_Set task_
Return all lines that include the string "doses".

_Recorded data_
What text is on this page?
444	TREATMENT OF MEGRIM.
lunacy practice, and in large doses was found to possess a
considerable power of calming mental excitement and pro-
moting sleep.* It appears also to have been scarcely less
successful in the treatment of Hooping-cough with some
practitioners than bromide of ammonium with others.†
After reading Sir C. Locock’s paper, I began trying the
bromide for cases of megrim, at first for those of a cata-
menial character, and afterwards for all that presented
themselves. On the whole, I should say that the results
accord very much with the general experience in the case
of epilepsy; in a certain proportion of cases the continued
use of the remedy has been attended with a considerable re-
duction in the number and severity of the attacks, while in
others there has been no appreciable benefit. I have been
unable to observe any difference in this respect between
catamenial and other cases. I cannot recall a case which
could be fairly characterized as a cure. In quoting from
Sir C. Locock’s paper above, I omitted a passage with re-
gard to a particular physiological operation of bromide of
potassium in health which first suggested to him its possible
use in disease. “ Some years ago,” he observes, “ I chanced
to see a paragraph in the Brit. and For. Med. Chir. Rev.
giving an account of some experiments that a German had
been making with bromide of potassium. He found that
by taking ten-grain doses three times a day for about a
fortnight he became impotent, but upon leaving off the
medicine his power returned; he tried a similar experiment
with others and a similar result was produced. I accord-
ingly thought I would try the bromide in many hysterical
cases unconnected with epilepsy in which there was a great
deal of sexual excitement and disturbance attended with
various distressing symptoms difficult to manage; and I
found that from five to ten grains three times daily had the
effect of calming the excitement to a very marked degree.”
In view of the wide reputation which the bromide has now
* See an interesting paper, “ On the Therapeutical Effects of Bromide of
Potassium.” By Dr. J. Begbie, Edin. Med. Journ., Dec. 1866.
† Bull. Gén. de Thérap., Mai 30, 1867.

---

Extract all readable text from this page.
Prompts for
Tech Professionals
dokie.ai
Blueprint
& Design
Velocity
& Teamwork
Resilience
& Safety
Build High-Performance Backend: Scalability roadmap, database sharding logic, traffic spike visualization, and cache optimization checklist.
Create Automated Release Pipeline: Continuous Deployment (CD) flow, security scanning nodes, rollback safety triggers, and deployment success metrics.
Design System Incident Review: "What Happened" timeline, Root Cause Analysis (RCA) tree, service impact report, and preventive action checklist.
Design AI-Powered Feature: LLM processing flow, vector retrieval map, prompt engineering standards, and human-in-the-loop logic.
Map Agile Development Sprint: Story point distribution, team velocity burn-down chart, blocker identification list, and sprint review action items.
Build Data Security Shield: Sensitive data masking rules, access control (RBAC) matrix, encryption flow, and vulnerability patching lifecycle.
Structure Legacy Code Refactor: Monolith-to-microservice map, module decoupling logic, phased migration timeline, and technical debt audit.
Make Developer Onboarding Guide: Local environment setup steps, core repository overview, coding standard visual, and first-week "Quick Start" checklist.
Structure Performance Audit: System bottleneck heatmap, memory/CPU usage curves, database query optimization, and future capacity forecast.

_Exercise response_
lunacy practice, and in large doses was found to possess a
by taking ten-grain doses three times a day for about a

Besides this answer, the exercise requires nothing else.